■ **Data shown**:
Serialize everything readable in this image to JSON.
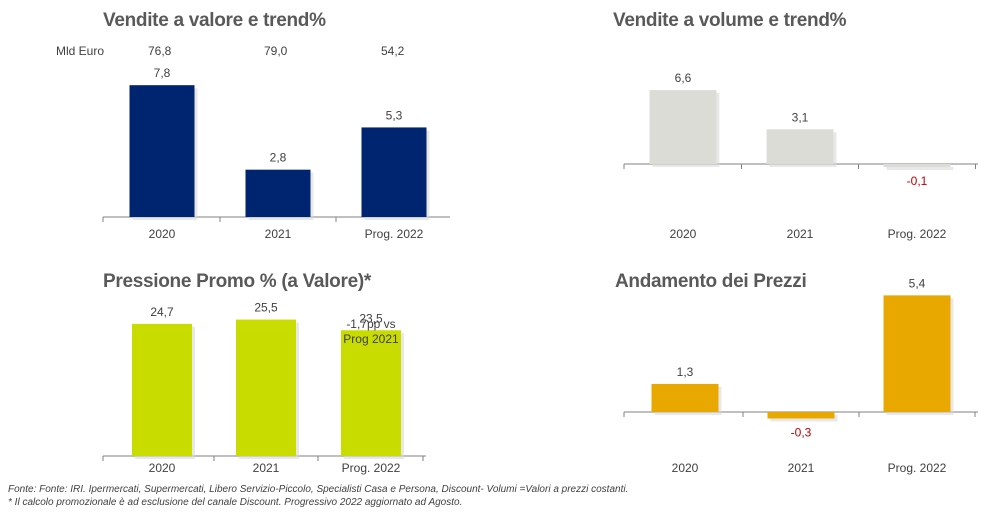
{
  "chart_data": [
    {
      "type": "bar",
      "title": "Vendite a valore e trend%",
      "header_label": "Mld Euro",
      "header_values": [
        "76,8",
        "79,0",
        "54,2"
      ],
      "categories": [
        "2020",
        "2021",
        "Prog. 2022"
      ],
      "values": [
        7.8,
        2.8,
        5.3
      ],
      "value_labels": [
        "7,8",
        "2,8",
        "5,3"
      ],
      "color": "#002570"
    },
    {
      "type": "bar",
      "title": "Vendite a volume e trend%",
      "categories": [
        "2020",
        "2021",
        "Prog. 2022"
      ],
      "values": [
        6.6,
        3.1,
        -0.1
      ],
      "value_labels": [
        "6,6",
        "3,1",
        "-0,1"
      ],
      "color": "#dcdcd7"
    },
    {
      "type": "bar",
      "title": "Pressione Promo % (a Valore)*",
      "categories": [
        "2020",
        "2021",
        "Prog. 2022"
      ],
      "values": [
        24.7,
        25.5,
        23.5
      ],
      "value_labels": [
        "24,7",
        "25,5",
        "23,5"
      ],
      "annotation": [
        "-1,7pp vs",
        "Prog 2021"
      ],
      "color": "#c8dc00"
    },
    {
      "type": "bar",
      "title": "Andamento dei Prezzi",
      "categories": [
        "2020",
        "2021",
        "Prog. 2022"
      ],
      "values": [
        1.3,
        -0.3,
        5.4
      ],
      "value_labels": [
        "1,3",
        "-0,3",
        "5,4"
      ],
      "color": "#e8a800"
    }
  ],
  "footnotes": [
    "Fonte: Fonte: IRI. Ipermercati, Supermercati, Libero Servizio-Piccolo, Specialisti Casa e Persona, Discount-  Volumi =Valori a prezzi costanti.",
    "* Il calcolo promozionale è ad esclusione del canale Discount. Progressivo 2022 aggiornato ad Agosto."
  ]
}
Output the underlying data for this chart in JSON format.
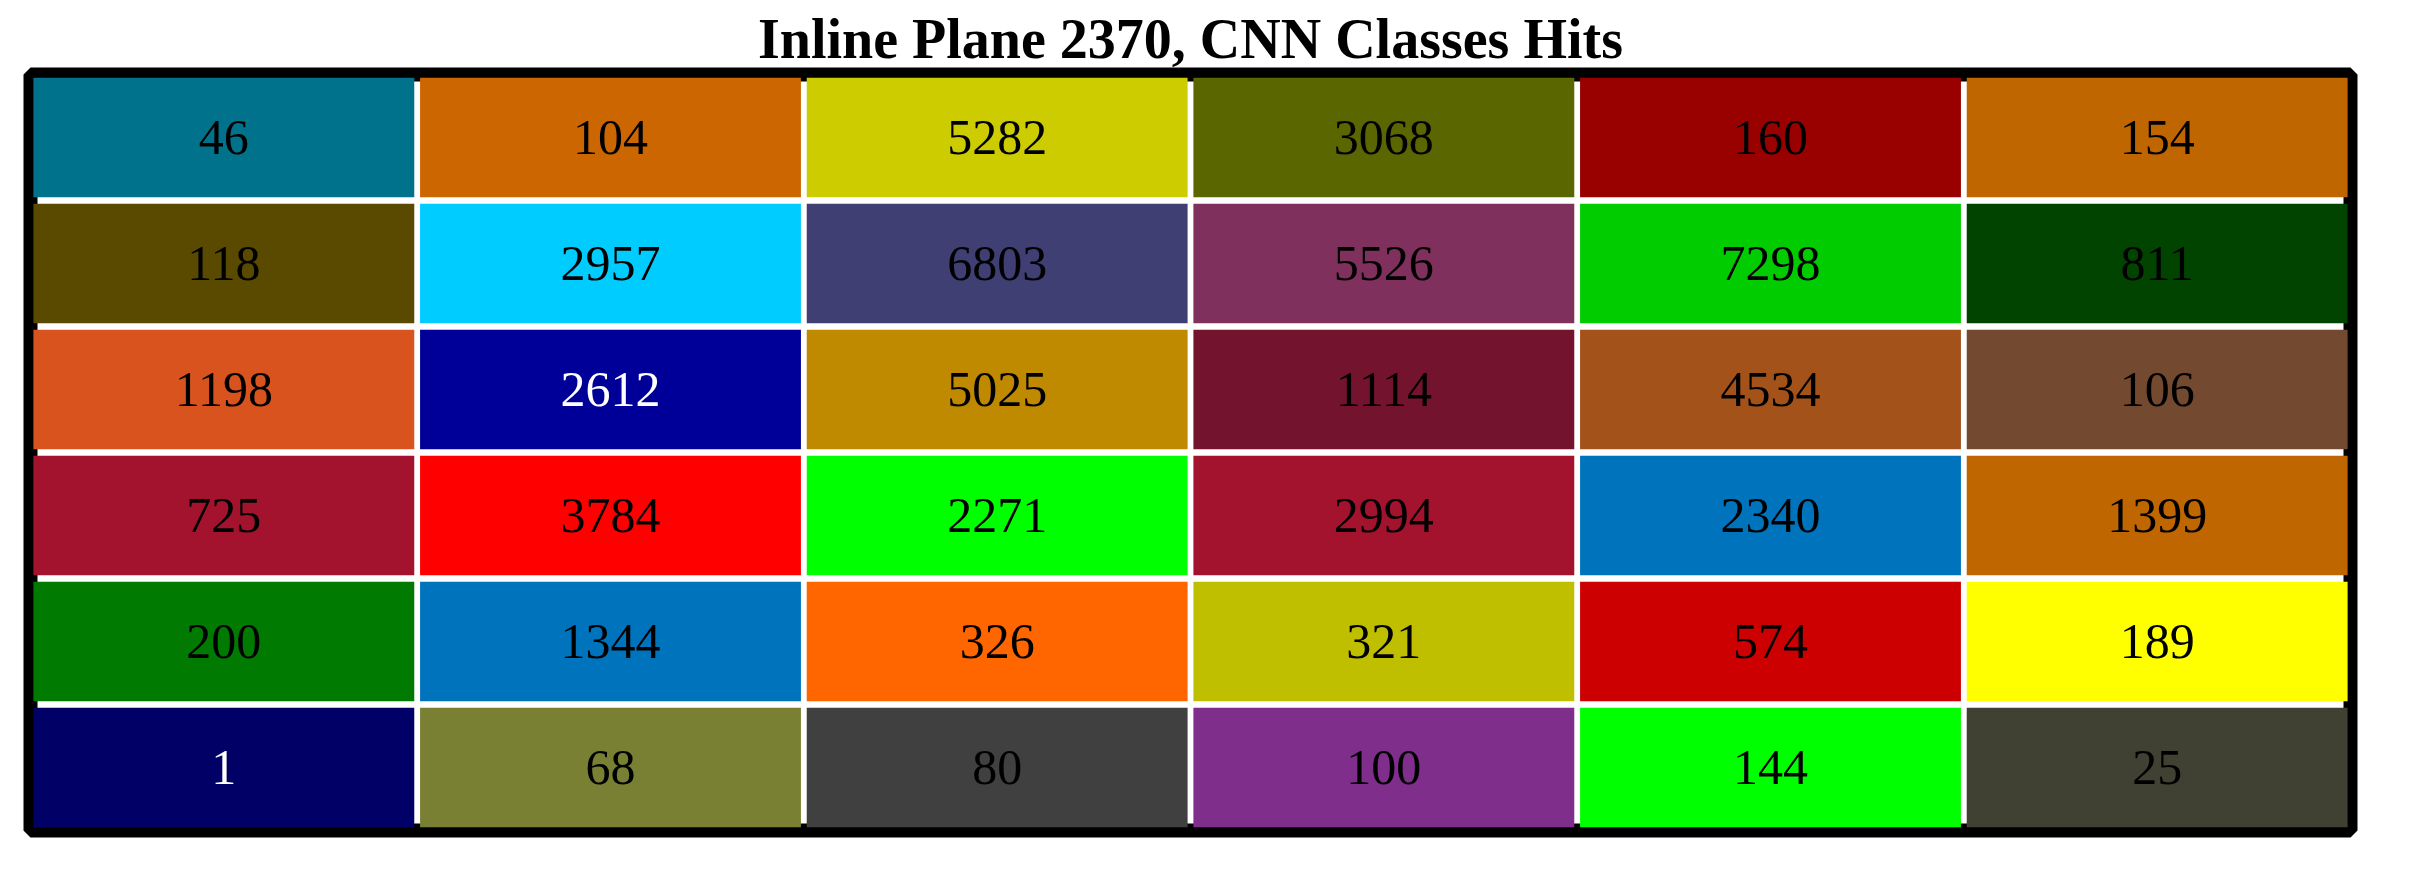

■ **Task objective**: Identify each line in the records above that contains the word "title", and copy it out in full.

■ **Written answer**:
      "title": "Vendite a valore e trend%",
      "title": "Vendite a volume e trend%",
      "title": "Pressione Promo % (a Valore)*",
      "title": "Andamento dei Prezzi",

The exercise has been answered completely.